EXERCISE INSTRUCTIONS: Transcribe the records below exactly, leaving out any pictures.

Dataset records
▼
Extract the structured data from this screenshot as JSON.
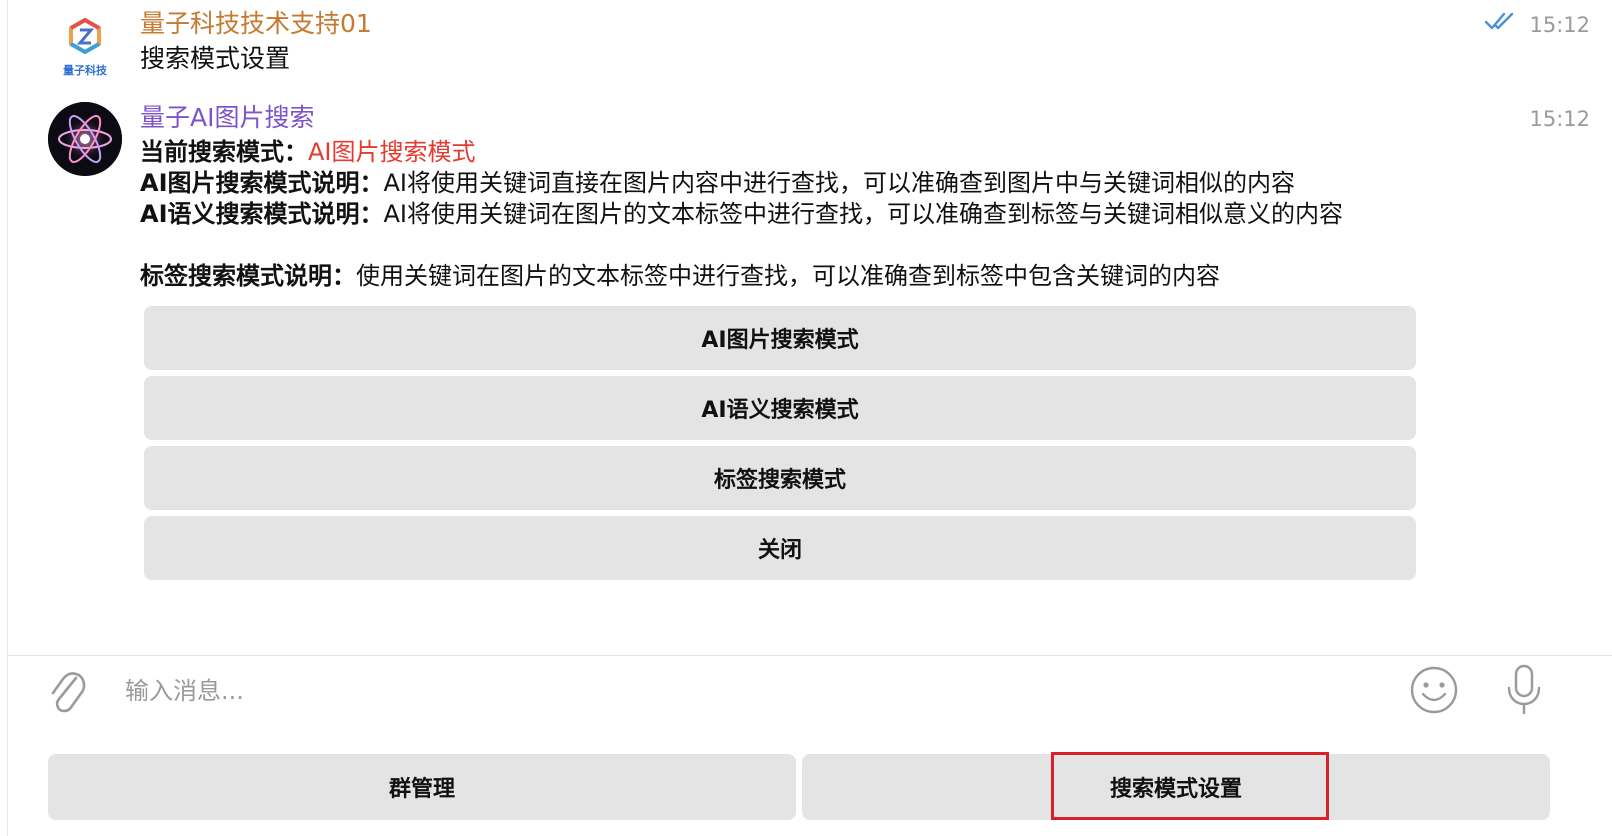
{
  "messages": [
    {
      "sender": "量子科技技术支持01",
      "text": "搜索模式设置",
      "time": "15:12",
      "avatar_text": "量子科技",
      "status": "read-double-check"
    },
    {
      "sender": "量子AI图片搜索",
      "time": "15:12",
      "lines": {
        "current_label": "当前搜索模式：",
        "current_value": "AI图片搜索模式",
        "ai_image_label": "AI图片搜索模式说明：",
        "ai_image_desc": "AI将使用关键词直接在图片内容中进行查找，可以准确查到图片中与关键词相似的内容",
        "ai_semantic_label": "AI语义搜索模式说明：",
        "ai_semantic_desc": "AI将使用关键词在图片的文本标签中进行查找，可以准确查到标签与关键词相似意义的内容",
        "tag_label": "标签搜索模式说明：",
        "tag_desc": "使用关键词在图片的文本标签中进行查找，可以准确查到标签中包含关键词的内容"
      },
      "inline_buttons": [
        "AI图片搜索模式",
        "AI语义搜索模式",
        "标签搜索模式",
        "关闭"
      ]
    }
  ],
  "composer": {
    "placeholder": "输入消息...",
    "icons": [
      "paperclip-icon",
      "emoji-icon",
      "microphone-icon"
    ]
  },
  "reply_keyboard": {
    "buttons": [
      "群管理",
      "搜索模式设置"
    ],
    "highlighted": "搜索模式设置"
  },
  "colors": {
    "sender1": "#c57a2f",
    "sender2": "#7d53c9",
    "current_mode": "#e43a2f",
    "button_bg": "#e4e4e4",
    "highlight_border": "#d7212b",
    "read_check": "#4a90d9"
  }
}
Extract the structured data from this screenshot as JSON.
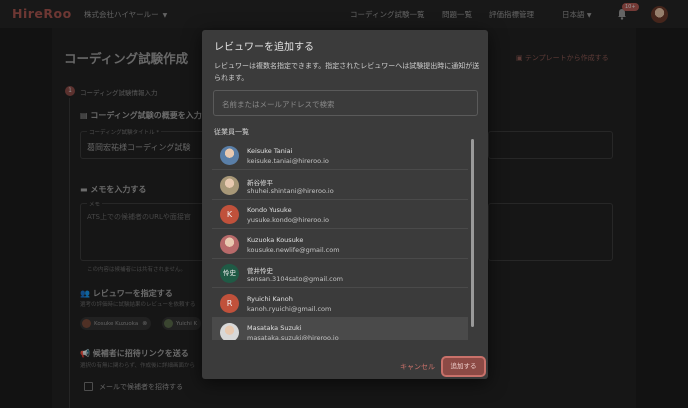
{
  "header": {
    "logo": "HireRoo",
    "company": "株式会社ハイヤールー",
    "nav": [
      "コーディング試験一覧",
      "問題一覧",
      "評価指標管理"
    ],
    "language": "日本語",
    "notification_badge": "10+"
  },
  "page": {
    "title": "コーディング試験作成",
    "template_link": "テンプレートから作成する",
    "step_number": "1",
    "step_label": "コーディング試験情報入力",
    "overview_title": "コーディング試験の概要を入力",
    "test_title_label": "コーディング試験タイトル *",
    "test_title_value": "葛岡宏祐様コーディング試験",
    "memo_title": "メモを入力する",
    "memo_label": "メモ",
    "memo_placeholder": "ATS上での候補者のURLや面接官",
    "memo_note": "この内容は候補者には共有されません。",
    "reviewer_title": "レビュワーを指定する",
    "reviewer_desc": "選考の評価時に試験結果のレビューを依頼する",
    "chips": [
      "Kosuke Kuzuoka",
      "Yuichi K"
    ],
    "invite_title": "候補者に招待リンクを送る",
    "invite_desc": "選択の有無に関わらず、作成後に詳細画面から",
    "invite_checkbox_label": "メールで候補者を招待する"
  },
  "modal": {
    "title": "レビュワーを追加する",
    "description": "レビュワーは複数名指定できます。指定されたレビュワーへは試験提出時に通知が送られます。",
    "search_placeholder": "名前またはメールアドレスで検索",
    "list_title": "従業員一覧",
    "employees": [
      {
        "name": "Keisuke Taniai",
        "email": "keisuke.taniai@hireroo.io",
        "avatar": "photo",
        "color": "#5a7fa8"
      },
      {
        "name": "新谷修平",
        "email": "shuhei.shintani@hireroo.io",
        "avatar": "photo",
        "color": "#a89878"
      },
      {
        "name": "Kondo Yusuke",
        "email": "yusuke.kondo@hireroo.io",
        "avatar": "K",
        "color": "#c0513b"
      },
      {
        "name": "Kuzuoka Kousuke",
        "email": "kousuke.newlife@gmail.com",
        "avatar": "photo",
        "color": "#b86a6a"
      },
      {
        "name": "菅井怜史",
        "email": "sensan.3104sato@gmail.com",
        "avatar": "怜史",
        "color": "#1f5a45"
      },
      {
        "name": "Ryuichi Kanoh",
        "email": "kanoh.ryuichi@gmail.com",
        "avatar": "R",
        "color": "#c0513b"
      },
      {
        "name": "Masataka Suzuki",
        "email": "masataka.suzuki@hireroo.io",
        "avatar": "photo",
        "color": "#d8d8d8"
      }
    ],
    "cancel_label": "キャンセル",
    "add_label": "追加する"
  },
  "colors": {
    "accent": "#c9716a",
    "brand": "#a8554f"
  }
}
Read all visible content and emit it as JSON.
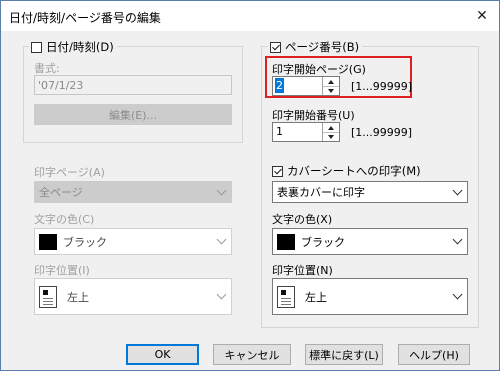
▲
OUTPUT:
Extract the structured data from this screenshot as JSON.
{
  "messages": [
    {
      "sender": "量子科技技术支持01",
      "text": "搜索模式设置",
      "time": "15:12",
      "avatar_text": "量子科技",
      "status": "read-double-check"
    },
    {
      "sender": "量子AI图片搜索",
      "time": "15:12",
      "lines": {
        "current_label": "当前搜索模式：",
        "current_value": "AI图片搜索模式",
        "ai_image_label": "AI图片搜索模式说明：",
        "ai_image_desc": "AI将使用关键词直接在图片内容中进行查找，可以准确查到图片中与关键词相似的内容",
        "ai_semantic_label": "AI语义搜索模式说明：",
        "ai_semantic_desc": "AI将使用关键词在图片的文本标签中进行查找，可以准确查到标签与关键词相似意义的内容",
        "tag_label": "标签搜索模式说明：",
        "tag_desc": "使用关键词在图片的文本标签中进行查找，可以准确查到标签中包含关键词的内容"
      },
      "inline_buttons": [
        "AI图片搜索模式",
        "AI语义搜索模式",
        "标签搜索模式",
        "关闭"
      ]
    }
  ],
  "composer": {
    "placeholder": "输入消息...",
    "icons": [
      "paperclip-icon",
      "emoji-icon",
      "microphone-icon"
    ]
  },
  "reply_keyboard": {
    "buttons": [
      "群管理",
      "搜索模式设置"
    ],
    "highlighted": "搜索模式设置"
  },
  "colors": {
    "sender1": "#c57a2f",
    "sender2": "#7d53c9",
    "current_mode": "#e43a2f",
    "button_bg": "#e4e4e4",
    "highlight_border": "#d7212b",
    "read_check": "#4a90d9"
  }
}
Extract the structured data from this screenshot as JSON.
{
  "header": {
    "logo": "HireRoo",
    "company": "株式会社ハイヤールー",
    "nav": [
      "コーディング試験一覧",
      "問題一覧",
      "評価指標管理"
    ],
    "language": "日本語",
    "notification_badge": "10+"
  },
  "page": {
    "title": "コーディング試験作成",
    "template_link": "テンプレートから作成する",
    "step_number": "1",
    "step_label": "コーディング試験情報入力",
    "overview_title": "コーディング試験の概要を入力",
    "test_title_label": "コーディング試験タイトル *",
    "test_title_value": "葛岡宏祐様コーディング試験",
    "memo_title": "メモを入力する",
    "memo_label": "メモ",
    "memo_placeholder": "ATS上での候補者のURLや面接官",
    "memo_note": "この内容は候補者には共有されません。",
    "reviewer_title": "レビュワーを指定する",
    "reviewer_desc": "選考の評価時に試験結果のレビューを依頼する",
    "chips": [
      "Kosuke Kuzuoka",
      "Yuichi K"
    ],
    "invite_title": "候補者に招待リンクを送る",
    "invite_desc": "選択の有無に関わらず、作成後に詳細画面から",
    "invite_checkbox_label": "メールで候補者を招待する"
  },
  "modal": {
    "title": "レビュワーを追加する",
    "description": "レビュワーは複数名指定できます。指定されたレビュワーへは試験提出時に通知が送られます。",
    "search_placeholder": "名前またはメールアドレスで検索",
    "list_title": "従業員一覧",
    "employees": [
      {
        "name": "Keisuke Taniai",
        "email": "keisuke.taniai@hireroo.io",
        "avatar": "photo",
        "color": "#5a7fa8"
      },
      {
        "name": "新谷修平",
        "email": "shuhei.shintani@hireroo.io",
        "avatar": "photo",
        "color": "#a89878"
      },
      {
        "name": "Kondo Yusuke",
        "email": "yusuke.kondo@hireroo.io",
        "avatar": "K",
        "color": "#c0513b"
      },
      {
        "name": "Kuzuoka Kousuke",
        "email": "kousuke.newlife@gmail.com",
        "avatar": "photo",
        "color": "#b86a6a"
      },
      {
        "name": "菅井怜史",
        "email": "sensan.3104sato@gmail.com",
        "avatar": "怜史",
        "color": "#1f5a45"
      },
      {
        "name": "Ryuichi Kanoh",
        "email": "kanoh.ryuichi@gmail.com",
        "avatar": "R",
        "color": "#c0513b"
      },
      {
        "name": "Masataka Suzuki",
        "email": "masataka.suzuki@hireroo.io",
        "avatar": "photo",
        "color": "#d8d8d8"
      }
    ],
    "cancel_label": "キャンセル",
    "add_label": "追加する"
  },
  "colors": {
    "accent": "#c9716a",
    "brand": "#a8554f"
  }
}
Read all visible content and emit it as JSON.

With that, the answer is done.